Stored data entries

-=-=-=-=-

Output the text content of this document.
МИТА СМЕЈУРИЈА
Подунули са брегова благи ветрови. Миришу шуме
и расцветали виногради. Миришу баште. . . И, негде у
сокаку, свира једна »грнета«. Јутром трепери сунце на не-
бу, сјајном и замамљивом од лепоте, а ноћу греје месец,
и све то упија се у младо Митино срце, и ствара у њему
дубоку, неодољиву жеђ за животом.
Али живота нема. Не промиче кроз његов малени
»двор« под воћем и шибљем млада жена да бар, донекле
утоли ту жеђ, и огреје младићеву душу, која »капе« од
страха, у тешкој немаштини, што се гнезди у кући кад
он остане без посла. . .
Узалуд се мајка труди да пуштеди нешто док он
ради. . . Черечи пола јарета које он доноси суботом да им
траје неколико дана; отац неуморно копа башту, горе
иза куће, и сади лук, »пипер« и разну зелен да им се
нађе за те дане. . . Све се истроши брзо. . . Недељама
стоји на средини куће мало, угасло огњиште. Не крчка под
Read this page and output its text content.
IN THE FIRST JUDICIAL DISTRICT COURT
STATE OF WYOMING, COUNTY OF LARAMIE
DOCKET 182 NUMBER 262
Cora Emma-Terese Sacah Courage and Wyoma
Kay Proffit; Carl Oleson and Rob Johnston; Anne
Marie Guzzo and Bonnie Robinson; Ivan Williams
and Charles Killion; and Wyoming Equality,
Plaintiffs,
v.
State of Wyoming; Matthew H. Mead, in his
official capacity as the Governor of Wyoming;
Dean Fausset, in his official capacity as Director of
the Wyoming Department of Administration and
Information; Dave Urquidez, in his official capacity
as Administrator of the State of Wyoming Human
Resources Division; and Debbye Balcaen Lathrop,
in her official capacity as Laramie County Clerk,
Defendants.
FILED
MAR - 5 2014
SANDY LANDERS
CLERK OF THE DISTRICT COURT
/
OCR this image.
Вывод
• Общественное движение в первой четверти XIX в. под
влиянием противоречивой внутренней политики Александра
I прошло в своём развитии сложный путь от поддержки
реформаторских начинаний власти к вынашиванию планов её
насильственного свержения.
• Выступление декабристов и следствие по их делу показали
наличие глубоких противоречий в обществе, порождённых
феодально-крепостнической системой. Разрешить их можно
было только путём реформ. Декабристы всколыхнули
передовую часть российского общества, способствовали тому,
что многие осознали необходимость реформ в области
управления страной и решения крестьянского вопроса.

-=-=-=-=-

Examine the entries and report how many of their lines contain the string "Миришу", giving no more than the number.

2